• [What you will do]: Every line that includes the word "Email" is to be listed.

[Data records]
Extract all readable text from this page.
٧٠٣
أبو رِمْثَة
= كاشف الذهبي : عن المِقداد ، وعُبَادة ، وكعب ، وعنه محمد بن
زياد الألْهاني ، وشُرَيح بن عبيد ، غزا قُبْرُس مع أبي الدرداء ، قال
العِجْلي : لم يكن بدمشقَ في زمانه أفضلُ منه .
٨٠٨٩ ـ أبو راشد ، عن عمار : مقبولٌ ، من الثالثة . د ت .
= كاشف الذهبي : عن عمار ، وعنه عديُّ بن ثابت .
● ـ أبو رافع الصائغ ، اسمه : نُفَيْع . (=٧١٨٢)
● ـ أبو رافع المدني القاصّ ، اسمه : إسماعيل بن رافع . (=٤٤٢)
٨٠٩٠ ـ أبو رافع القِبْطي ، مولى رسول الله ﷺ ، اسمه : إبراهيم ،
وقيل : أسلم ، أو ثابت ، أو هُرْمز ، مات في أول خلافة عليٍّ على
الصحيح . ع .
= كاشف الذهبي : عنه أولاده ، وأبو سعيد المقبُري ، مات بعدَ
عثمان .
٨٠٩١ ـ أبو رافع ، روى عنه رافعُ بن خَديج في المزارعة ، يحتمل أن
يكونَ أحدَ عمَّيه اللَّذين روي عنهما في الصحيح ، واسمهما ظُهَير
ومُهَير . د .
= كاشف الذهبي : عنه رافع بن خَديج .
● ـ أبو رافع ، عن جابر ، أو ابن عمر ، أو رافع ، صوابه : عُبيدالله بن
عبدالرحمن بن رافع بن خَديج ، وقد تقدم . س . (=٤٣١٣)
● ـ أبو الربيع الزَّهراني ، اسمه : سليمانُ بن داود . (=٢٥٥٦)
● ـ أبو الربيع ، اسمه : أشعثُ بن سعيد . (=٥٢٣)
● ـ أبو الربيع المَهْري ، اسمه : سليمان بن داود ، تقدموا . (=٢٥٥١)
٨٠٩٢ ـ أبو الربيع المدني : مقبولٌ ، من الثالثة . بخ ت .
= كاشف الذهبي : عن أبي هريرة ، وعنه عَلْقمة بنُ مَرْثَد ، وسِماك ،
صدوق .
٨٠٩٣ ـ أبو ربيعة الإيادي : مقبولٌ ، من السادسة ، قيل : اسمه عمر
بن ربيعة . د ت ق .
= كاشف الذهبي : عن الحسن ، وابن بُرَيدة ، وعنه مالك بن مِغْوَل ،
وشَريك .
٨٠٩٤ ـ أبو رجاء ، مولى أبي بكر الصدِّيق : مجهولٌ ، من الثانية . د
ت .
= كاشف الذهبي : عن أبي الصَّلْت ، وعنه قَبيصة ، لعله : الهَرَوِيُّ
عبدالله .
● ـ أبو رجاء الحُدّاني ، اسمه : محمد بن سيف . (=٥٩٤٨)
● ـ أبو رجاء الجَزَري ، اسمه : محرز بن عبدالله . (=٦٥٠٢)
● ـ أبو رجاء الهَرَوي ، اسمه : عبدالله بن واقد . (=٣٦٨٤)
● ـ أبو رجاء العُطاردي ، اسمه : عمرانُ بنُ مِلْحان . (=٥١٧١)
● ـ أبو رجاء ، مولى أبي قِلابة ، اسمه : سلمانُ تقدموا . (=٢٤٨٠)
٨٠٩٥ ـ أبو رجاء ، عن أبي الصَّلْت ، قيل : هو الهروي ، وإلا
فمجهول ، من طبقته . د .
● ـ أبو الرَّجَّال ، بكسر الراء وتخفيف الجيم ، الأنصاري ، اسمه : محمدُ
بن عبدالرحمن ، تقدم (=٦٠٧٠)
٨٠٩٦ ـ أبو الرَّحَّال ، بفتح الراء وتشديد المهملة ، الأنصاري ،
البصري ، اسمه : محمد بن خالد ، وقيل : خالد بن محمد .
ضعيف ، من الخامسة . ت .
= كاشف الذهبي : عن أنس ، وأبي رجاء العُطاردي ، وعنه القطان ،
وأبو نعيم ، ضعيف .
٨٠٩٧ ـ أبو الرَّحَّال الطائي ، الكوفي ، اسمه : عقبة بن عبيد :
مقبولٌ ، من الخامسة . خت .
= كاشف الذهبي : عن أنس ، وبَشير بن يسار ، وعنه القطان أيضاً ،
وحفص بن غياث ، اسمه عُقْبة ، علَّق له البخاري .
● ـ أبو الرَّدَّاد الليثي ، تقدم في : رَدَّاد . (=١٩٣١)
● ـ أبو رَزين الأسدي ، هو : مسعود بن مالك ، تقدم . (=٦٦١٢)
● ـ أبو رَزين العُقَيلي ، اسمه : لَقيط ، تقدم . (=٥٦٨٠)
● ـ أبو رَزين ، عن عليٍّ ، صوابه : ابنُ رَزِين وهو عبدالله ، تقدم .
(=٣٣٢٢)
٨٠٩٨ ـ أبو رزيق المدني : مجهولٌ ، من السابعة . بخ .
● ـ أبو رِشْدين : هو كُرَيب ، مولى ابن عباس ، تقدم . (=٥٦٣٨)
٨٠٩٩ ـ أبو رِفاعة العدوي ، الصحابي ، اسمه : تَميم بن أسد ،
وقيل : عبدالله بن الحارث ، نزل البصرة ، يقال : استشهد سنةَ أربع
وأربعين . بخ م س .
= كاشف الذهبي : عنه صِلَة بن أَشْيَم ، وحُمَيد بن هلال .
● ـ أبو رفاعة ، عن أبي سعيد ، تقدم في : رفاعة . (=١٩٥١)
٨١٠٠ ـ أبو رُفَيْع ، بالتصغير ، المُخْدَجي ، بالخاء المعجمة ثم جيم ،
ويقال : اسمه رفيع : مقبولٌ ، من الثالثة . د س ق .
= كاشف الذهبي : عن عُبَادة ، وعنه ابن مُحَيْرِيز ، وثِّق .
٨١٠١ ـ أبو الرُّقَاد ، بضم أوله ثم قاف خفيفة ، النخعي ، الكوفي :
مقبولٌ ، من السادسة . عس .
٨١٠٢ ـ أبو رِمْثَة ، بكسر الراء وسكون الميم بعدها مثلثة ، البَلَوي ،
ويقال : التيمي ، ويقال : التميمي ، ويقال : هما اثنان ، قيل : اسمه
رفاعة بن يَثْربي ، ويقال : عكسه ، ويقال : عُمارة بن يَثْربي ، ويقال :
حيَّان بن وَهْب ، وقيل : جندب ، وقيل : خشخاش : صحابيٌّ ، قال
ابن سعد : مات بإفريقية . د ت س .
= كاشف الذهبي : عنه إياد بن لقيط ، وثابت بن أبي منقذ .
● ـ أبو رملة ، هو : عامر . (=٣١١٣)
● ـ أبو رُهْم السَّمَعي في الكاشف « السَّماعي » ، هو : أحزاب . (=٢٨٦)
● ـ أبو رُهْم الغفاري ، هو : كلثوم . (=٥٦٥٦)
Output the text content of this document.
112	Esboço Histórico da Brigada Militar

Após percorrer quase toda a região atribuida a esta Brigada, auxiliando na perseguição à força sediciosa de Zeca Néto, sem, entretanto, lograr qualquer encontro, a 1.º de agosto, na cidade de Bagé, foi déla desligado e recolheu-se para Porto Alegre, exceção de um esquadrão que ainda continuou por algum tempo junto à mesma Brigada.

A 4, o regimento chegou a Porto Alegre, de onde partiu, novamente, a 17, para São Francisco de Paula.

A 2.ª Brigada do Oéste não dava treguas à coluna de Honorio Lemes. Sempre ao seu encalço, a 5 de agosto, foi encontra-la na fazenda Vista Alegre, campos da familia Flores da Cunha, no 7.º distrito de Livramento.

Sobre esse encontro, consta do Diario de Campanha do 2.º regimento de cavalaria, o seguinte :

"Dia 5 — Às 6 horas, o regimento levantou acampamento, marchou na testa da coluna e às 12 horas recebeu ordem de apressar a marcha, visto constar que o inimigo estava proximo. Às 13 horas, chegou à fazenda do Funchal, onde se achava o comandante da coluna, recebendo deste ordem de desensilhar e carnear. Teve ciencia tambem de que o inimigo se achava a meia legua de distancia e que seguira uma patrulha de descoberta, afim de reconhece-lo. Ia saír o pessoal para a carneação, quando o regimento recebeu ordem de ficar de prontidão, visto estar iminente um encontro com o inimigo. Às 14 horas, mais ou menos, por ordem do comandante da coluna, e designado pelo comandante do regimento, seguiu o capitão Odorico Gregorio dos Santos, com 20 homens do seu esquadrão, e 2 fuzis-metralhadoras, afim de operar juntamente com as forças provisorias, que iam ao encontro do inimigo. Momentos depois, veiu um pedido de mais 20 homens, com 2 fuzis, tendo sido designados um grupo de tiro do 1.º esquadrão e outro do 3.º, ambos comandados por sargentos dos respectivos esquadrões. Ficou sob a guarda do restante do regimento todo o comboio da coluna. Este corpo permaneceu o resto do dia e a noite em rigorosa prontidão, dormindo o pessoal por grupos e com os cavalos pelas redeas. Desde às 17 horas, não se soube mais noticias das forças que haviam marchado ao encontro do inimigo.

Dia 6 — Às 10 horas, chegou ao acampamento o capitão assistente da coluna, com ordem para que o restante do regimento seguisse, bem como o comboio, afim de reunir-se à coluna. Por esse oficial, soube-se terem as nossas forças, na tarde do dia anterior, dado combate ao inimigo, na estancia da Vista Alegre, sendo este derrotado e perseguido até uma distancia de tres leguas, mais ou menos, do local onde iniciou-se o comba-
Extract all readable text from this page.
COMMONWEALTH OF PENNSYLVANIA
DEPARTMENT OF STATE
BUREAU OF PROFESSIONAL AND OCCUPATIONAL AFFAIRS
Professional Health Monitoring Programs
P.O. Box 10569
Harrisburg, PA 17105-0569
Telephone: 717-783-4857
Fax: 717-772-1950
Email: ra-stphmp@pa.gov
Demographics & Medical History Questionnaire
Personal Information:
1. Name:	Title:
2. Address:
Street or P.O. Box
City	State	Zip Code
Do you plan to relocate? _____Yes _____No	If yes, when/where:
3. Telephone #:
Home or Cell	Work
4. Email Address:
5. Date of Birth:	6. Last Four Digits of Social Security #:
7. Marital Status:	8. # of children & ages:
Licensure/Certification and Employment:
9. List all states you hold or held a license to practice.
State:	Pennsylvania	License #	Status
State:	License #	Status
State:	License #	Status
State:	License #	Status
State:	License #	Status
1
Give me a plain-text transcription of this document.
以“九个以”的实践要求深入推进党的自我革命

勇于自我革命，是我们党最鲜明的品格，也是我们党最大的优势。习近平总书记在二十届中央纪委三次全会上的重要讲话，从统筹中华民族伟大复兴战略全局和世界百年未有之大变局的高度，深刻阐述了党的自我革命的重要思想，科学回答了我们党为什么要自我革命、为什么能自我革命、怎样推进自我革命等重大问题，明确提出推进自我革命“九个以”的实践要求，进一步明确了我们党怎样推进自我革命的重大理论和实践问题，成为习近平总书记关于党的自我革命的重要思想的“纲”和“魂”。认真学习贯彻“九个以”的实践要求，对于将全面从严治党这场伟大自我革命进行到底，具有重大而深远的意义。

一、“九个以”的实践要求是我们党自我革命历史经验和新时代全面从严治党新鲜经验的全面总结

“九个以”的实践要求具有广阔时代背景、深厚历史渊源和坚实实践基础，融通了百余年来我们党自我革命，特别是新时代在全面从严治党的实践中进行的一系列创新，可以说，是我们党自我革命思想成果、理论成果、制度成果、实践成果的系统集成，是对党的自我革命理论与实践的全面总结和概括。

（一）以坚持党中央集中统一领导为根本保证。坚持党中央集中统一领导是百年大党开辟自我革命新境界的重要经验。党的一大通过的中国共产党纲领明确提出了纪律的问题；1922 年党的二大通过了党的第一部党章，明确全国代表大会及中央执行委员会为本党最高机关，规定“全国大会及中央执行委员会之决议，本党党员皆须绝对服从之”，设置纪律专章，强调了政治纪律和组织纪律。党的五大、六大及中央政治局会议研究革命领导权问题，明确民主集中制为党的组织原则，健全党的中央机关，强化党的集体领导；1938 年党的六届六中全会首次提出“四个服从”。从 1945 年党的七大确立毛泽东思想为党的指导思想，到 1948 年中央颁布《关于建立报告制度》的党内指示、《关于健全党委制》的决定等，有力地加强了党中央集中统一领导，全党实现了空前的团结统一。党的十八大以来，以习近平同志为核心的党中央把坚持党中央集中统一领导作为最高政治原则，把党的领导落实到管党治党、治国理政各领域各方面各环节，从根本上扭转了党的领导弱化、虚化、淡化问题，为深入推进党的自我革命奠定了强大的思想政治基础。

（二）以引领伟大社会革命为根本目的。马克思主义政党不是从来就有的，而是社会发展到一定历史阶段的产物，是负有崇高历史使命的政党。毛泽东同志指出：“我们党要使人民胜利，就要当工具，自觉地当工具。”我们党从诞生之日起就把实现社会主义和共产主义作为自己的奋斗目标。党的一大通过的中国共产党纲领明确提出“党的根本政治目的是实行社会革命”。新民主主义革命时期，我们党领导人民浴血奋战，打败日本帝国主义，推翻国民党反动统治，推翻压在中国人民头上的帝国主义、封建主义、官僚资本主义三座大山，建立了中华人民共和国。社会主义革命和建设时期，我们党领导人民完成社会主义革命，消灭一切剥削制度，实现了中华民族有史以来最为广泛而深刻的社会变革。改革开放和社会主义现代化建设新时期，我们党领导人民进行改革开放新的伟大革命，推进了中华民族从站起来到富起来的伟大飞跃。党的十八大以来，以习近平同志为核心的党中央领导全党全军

• [Output for this task]:
Email: ra-stphmp@pa.gov
4. Email Address:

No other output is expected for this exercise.